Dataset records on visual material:
· · · ·

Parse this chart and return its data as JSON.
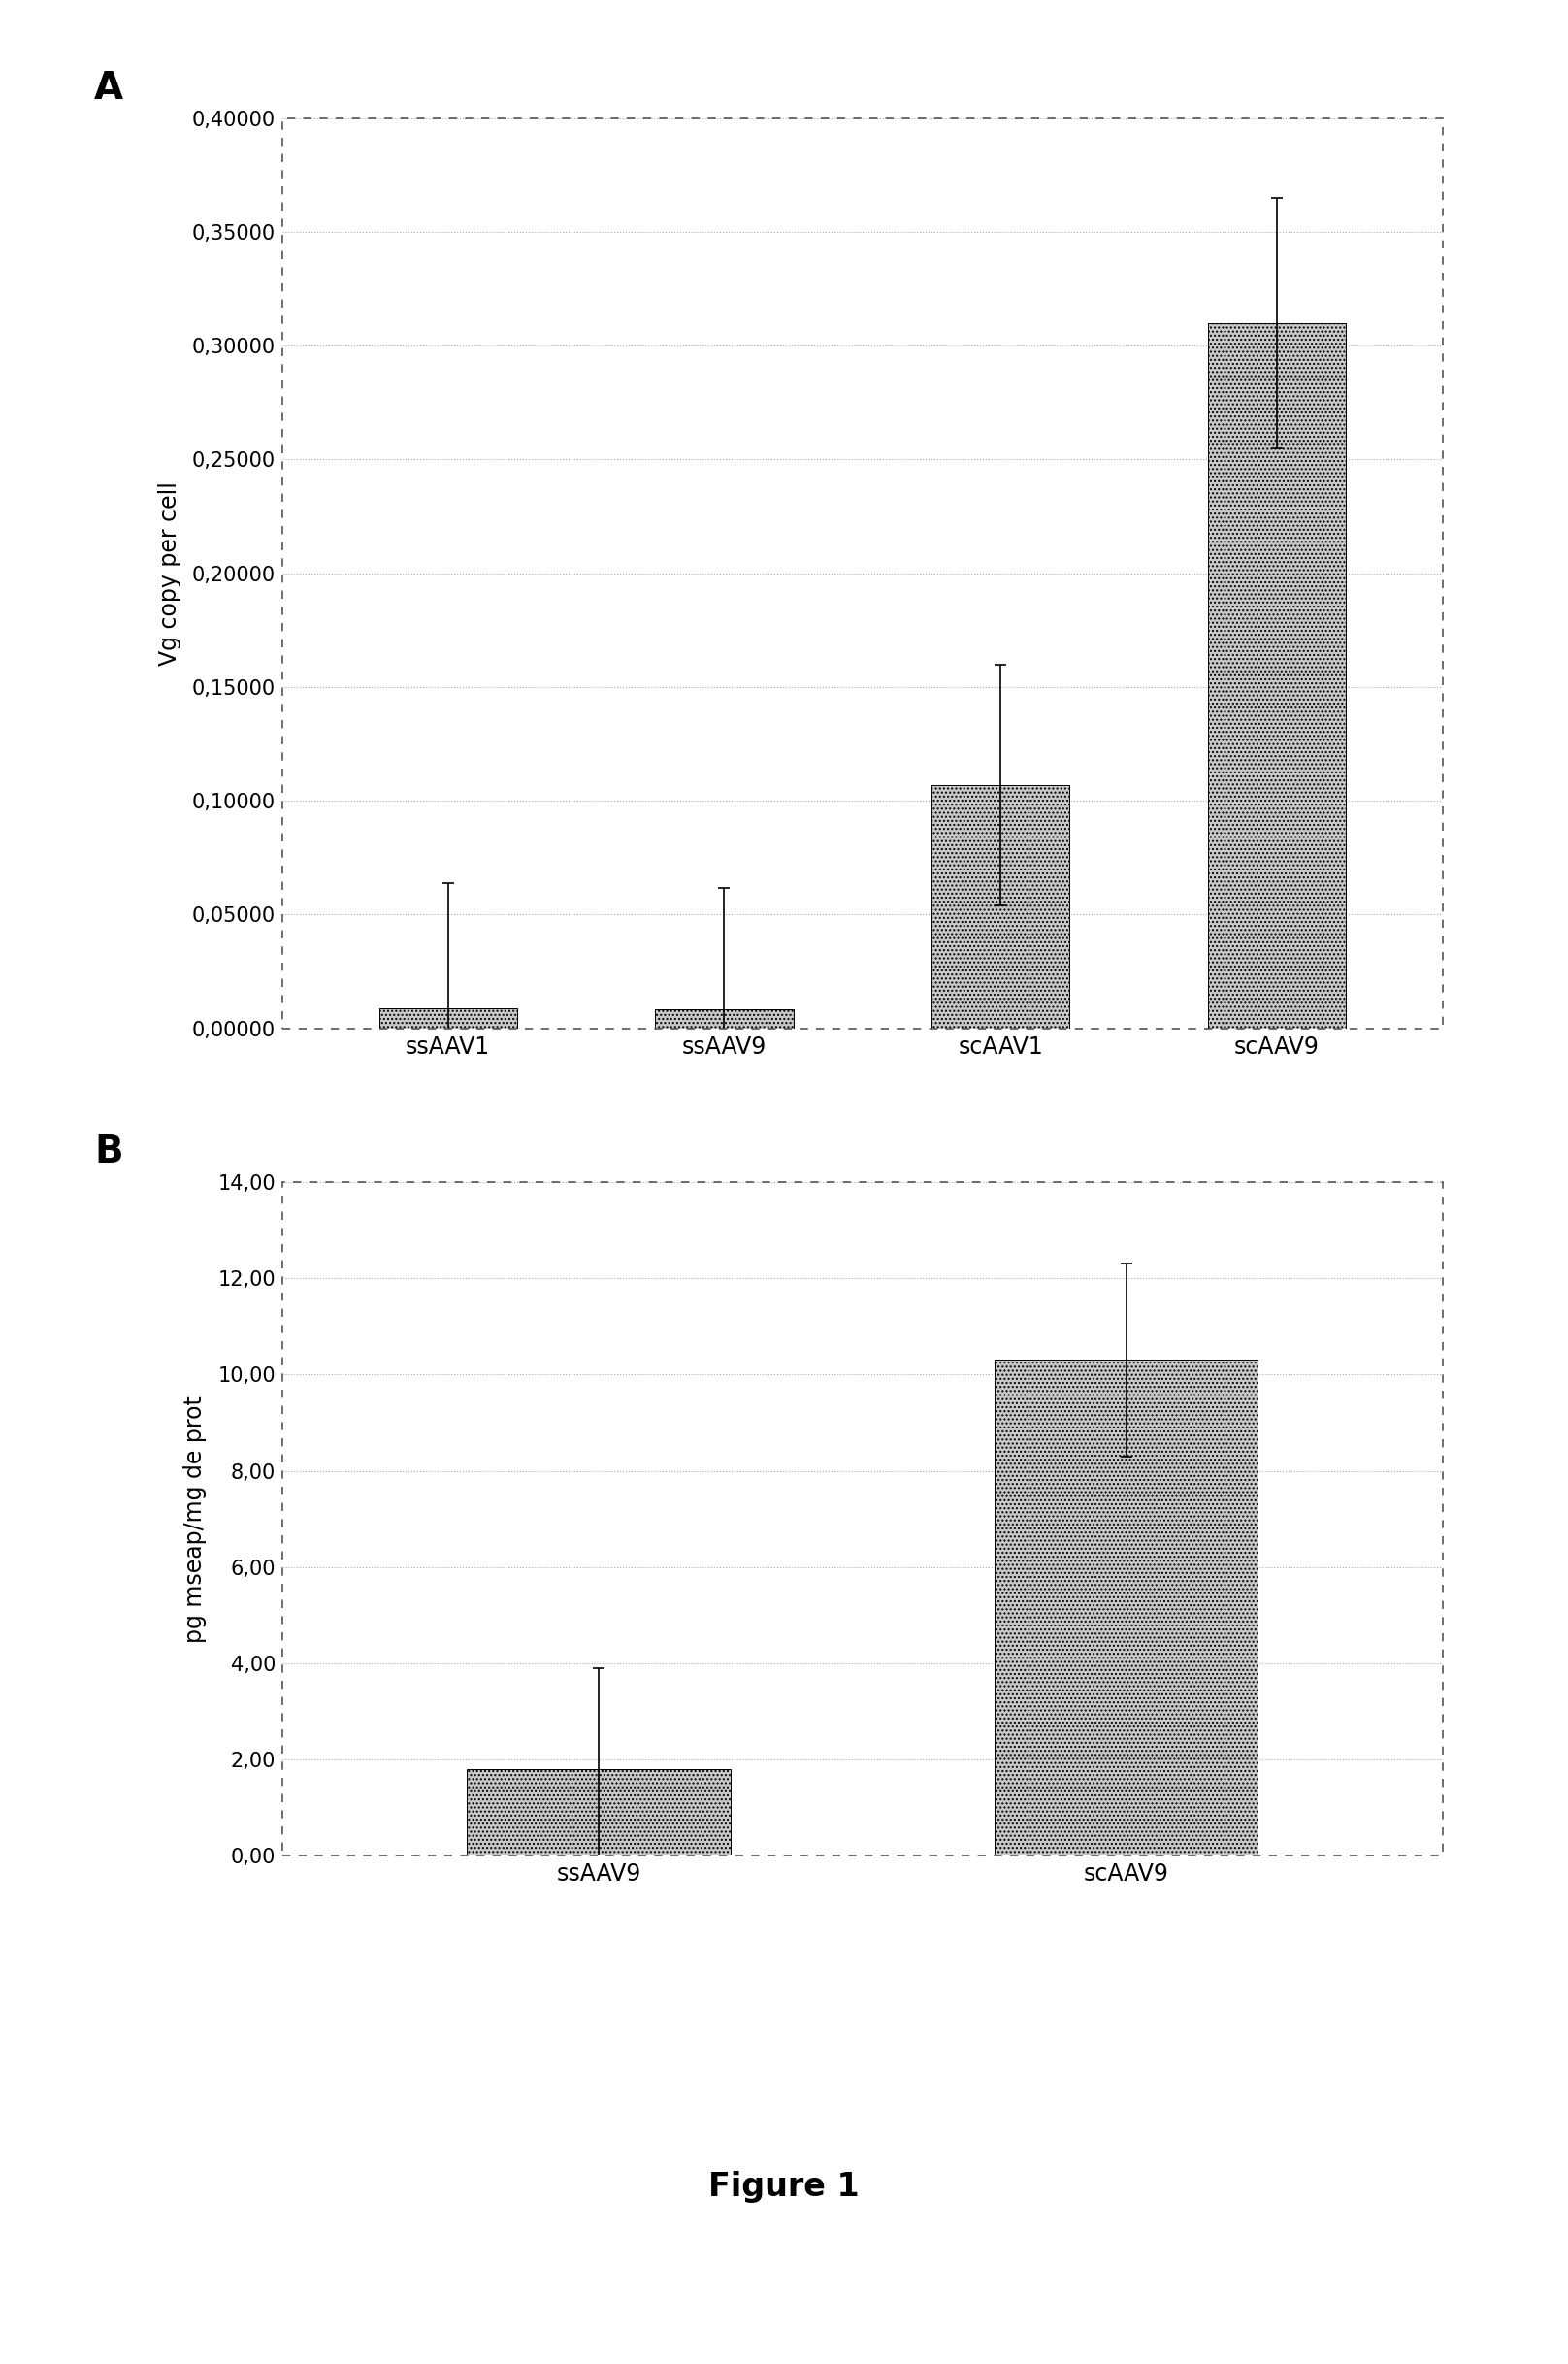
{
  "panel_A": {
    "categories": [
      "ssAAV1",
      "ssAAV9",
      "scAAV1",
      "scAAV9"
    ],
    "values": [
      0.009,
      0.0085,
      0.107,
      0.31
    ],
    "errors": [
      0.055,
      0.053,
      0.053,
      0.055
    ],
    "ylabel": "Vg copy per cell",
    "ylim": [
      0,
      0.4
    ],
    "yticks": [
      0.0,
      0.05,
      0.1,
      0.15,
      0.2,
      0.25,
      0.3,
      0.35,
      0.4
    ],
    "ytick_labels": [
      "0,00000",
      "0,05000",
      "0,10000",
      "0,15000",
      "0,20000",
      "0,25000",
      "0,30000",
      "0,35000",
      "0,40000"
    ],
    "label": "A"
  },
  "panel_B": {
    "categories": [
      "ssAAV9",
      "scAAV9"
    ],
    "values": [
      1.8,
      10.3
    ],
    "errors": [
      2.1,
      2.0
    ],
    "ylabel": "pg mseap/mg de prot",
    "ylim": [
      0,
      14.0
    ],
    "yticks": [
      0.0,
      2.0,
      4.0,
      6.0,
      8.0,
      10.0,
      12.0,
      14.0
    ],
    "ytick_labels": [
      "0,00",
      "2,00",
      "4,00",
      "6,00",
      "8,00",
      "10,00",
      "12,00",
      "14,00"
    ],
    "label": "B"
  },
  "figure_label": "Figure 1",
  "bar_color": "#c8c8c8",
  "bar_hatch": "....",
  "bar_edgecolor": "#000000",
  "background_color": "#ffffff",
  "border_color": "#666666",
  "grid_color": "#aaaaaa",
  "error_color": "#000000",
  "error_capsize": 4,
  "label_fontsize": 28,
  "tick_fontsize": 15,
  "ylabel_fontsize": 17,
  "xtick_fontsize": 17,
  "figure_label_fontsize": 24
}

· · · ·

Aim of the task = Without the pictures, write out all of the material exactly.

Final answer =
Parse this chart and return its data as JSON.
{
  "panel_A": {
    "categories": [
      "ssAAV1",
      "ssAAV9",
      "scAAV1",
      "scAAV9"
    ],
    "values": [
      0.009,
      0.0085,
      0.107,
      0.31
    ],
    "errors": [
      0.055,
      0.053,
      0.053,
      0.055
    ],
    "ylabel": "Vg copy per cell",
    "ylim": [
      0,
      0.4
    ],
    "yticks": [
      0.0,
      0.05,
      0.1,
      0.15,
      0.2,
      0.25,
      0.3,
      0.35,
      0.4
    ],
    "ytick_labels": [
      "0,00000",
      "0,05000",
      "0,10000",
      "0,15000",
      "0,20000",
      "0,25000",
      "0,30000",
      "0,35000",
      "0,40000"
    ],
    "label": "A"
  },
  "panel_B": {
    "categories": [
      "ssAAV9",
      "scAAV9"
    ],
    "values": [
      1.8,
      10.3
    ],
    "errors": [
      2.1,
      2.0
    ],
    "ylabel": "pg mseap/mg de prot",
    "ylim": [
      0,
      14.0
    ],
    "yticks": [
      0.0,
      2.0,
      4.0,
      6.0,
      8.0,
      10.0,
      12.0,
      14.0
    ],
    "ytick_labels": [
      "0,00",
      "2,00",
      "4,00",
      "6,00",
      "8,00",
      "10,00",
      "12,00",
      "14,00"
    ],
    "label": "B"
  },
  "figure_label": "Figure 1",
  "bar_color": "#c8c8c8",
  "bar_hatch": "....",
  "bar_edgecolor": "#000000",
  "background_color": "#ffffff",
  "border_color": "#666666",
  "grid_color": "#aaaaaa",
  "error_color": "#000000",
  "error_capsize": 4,
  "label_fontsize": 28,
  "tick_fontsize": 15,
  "ylabel_fontsize": 17,
  "xtick_fontsize": 17,
  "figure_label_fontsize": 24
}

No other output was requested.